Data records:
----

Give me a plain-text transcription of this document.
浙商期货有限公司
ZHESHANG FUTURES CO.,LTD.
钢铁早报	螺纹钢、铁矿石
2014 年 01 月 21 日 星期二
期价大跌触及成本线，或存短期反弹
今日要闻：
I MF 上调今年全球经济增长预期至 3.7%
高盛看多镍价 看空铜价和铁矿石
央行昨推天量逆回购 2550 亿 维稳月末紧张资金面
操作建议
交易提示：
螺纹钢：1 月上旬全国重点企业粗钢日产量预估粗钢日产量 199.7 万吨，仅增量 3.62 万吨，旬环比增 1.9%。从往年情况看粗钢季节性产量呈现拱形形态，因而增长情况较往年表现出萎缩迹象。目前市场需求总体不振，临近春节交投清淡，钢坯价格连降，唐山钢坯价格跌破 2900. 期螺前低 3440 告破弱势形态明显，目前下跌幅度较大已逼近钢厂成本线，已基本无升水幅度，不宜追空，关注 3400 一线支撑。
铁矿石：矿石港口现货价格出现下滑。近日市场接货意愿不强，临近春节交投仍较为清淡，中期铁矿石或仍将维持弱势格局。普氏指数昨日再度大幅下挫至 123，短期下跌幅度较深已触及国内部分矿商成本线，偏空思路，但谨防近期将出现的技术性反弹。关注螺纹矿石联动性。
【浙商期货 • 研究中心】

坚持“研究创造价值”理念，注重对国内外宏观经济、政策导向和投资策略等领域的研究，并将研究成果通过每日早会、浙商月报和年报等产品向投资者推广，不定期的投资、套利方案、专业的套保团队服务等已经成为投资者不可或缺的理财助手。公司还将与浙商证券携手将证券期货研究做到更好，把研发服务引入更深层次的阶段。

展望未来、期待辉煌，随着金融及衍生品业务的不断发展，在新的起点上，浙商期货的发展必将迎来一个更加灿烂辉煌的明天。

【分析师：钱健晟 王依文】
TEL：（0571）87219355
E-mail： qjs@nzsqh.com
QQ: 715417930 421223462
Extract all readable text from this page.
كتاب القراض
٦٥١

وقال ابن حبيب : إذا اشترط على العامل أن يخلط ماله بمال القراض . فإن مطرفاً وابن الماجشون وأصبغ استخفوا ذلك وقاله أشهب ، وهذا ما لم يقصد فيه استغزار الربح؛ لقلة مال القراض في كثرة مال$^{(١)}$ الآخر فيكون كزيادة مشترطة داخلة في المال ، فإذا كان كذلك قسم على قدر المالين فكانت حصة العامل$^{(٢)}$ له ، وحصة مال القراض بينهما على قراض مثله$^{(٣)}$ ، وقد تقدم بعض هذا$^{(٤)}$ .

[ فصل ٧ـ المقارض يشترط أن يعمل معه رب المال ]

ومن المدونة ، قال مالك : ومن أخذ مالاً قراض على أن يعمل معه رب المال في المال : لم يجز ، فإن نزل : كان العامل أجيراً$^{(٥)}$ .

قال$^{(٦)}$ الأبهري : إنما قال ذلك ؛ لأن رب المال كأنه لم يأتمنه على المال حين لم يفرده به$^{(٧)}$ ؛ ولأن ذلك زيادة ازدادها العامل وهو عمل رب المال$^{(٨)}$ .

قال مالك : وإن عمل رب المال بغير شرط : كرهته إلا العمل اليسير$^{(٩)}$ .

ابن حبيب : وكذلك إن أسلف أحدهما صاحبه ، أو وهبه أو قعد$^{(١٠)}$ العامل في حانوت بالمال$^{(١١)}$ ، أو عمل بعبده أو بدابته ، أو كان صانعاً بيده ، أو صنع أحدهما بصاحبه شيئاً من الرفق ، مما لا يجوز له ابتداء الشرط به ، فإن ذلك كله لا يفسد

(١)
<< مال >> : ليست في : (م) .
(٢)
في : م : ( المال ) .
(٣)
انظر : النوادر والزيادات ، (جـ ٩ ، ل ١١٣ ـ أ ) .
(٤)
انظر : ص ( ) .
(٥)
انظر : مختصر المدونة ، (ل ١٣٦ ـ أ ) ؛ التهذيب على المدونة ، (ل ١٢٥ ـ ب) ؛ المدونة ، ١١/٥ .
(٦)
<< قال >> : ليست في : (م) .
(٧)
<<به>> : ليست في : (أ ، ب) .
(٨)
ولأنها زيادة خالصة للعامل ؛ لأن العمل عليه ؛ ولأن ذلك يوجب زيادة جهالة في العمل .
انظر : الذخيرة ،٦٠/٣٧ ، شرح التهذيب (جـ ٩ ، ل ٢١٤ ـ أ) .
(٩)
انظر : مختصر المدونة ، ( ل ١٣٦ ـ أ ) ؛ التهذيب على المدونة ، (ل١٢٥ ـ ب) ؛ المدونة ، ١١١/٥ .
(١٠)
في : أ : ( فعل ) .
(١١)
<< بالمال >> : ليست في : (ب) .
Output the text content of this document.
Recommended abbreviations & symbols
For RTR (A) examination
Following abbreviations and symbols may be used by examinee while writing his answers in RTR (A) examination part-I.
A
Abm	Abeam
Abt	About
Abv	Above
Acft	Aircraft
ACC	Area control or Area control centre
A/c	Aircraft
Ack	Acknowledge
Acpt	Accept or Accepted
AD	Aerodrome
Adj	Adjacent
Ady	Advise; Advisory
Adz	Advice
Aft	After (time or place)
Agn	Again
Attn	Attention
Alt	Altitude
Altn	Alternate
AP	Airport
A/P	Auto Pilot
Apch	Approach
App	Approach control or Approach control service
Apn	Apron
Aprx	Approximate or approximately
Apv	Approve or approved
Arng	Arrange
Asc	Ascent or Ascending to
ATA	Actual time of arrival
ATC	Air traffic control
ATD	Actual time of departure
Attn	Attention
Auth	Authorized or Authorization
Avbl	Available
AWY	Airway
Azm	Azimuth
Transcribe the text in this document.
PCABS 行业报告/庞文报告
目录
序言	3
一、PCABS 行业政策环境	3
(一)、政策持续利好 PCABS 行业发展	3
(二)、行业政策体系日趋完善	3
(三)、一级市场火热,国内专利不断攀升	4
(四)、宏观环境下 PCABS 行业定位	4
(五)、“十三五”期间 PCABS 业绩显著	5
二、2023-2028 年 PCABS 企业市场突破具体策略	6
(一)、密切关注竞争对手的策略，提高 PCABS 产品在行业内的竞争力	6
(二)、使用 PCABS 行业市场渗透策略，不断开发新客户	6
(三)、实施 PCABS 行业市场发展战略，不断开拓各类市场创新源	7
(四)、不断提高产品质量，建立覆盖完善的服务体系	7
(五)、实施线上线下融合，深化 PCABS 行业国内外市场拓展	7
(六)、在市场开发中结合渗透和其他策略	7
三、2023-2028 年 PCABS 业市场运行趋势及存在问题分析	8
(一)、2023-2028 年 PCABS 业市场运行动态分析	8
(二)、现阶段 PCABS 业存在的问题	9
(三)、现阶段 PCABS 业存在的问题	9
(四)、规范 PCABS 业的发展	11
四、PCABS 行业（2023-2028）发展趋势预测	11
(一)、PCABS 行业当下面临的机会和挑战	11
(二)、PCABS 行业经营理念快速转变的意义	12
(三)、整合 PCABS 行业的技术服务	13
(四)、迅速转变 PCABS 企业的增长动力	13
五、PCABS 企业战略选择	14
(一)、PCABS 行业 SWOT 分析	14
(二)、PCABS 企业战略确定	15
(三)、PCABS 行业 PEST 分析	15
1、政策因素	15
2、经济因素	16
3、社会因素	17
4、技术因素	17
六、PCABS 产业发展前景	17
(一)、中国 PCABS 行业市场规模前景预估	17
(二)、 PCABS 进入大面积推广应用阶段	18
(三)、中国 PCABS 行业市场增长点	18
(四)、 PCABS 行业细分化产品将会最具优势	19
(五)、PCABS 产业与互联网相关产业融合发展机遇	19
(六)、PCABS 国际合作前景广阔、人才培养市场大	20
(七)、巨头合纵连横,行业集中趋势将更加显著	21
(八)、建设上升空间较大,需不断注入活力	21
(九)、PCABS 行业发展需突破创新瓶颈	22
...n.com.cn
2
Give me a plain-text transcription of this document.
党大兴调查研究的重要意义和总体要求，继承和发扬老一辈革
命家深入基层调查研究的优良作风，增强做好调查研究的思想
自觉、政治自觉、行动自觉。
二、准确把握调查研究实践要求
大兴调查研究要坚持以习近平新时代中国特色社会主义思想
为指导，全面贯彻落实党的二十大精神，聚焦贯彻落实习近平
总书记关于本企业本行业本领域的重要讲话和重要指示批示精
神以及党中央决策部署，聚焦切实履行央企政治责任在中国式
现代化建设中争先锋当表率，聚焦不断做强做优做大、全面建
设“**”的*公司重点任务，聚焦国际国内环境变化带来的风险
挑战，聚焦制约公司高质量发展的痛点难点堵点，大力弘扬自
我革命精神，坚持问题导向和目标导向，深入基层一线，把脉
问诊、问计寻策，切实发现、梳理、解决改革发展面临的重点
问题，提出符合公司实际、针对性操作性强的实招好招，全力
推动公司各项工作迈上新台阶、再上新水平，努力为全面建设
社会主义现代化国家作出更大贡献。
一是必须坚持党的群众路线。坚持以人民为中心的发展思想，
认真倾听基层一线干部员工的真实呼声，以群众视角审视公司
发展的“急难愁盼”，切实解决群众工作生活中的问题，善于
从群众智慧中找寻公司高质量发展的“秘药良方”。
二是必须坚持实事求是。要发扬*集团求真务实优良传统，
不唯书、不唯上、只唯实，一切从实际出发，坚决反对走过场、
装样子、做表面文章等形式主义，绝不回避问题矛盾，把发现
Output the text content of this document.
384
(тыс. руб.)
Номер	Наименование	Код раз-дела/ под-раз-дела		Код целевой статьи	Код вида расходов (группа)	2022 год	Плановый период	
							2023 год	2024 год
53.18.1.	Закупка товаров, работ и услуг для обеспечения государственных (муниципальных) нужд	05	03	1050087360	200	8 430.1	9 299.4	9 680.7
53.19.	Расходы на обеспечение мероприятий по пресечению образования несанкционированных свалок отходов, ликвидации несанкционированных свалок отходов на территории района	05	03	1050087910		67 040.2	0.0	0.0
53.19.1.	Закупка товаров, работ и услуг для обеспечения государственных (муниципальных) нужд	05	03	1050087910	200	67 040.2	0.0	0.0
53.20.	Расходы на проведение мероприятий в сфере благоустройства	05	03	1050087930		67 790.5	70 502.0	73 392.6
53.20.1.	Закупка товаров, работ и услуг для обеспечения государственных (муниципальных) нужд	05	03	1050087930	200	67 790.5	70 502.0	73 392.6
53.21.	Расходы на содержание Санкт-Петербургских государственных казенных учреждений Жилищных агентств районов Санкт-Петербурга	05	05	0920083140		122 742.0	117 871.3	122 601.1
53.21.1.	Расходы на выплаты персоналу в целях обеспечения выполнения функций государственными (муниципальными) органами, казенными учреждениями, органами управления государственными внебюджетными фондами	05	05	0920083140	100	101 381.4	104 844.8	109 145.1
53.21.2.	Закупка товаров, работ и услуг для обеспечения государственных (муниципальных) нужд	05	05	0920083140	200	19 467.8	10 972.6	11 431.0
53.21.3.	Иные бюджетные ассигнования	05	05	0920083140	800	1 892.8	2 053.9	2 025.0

----

For the listing above, identify each line bearing "التهذيب".

- Task answer
انظر : مختصر المدونة ، (ل ١٣٦ ـ أ ) ؛ التهذيب على المدونة ، (ل ١٢٥ ـ ب) ؛ المدونة ، ١١/٥ .
انظر : الذخيرة ،٦٠/٣٧ ، شرح التهذيب (جـ ٩ ، ل ٢١٤ ـ أ) .
انظر : مختصر المدونة ، ( ل ١٣٦ ـ أ ) ؛ التهذيب على المدونة ، (ل١٢٥ ـ ب) ؛ المدونة ، ١١١/٥ .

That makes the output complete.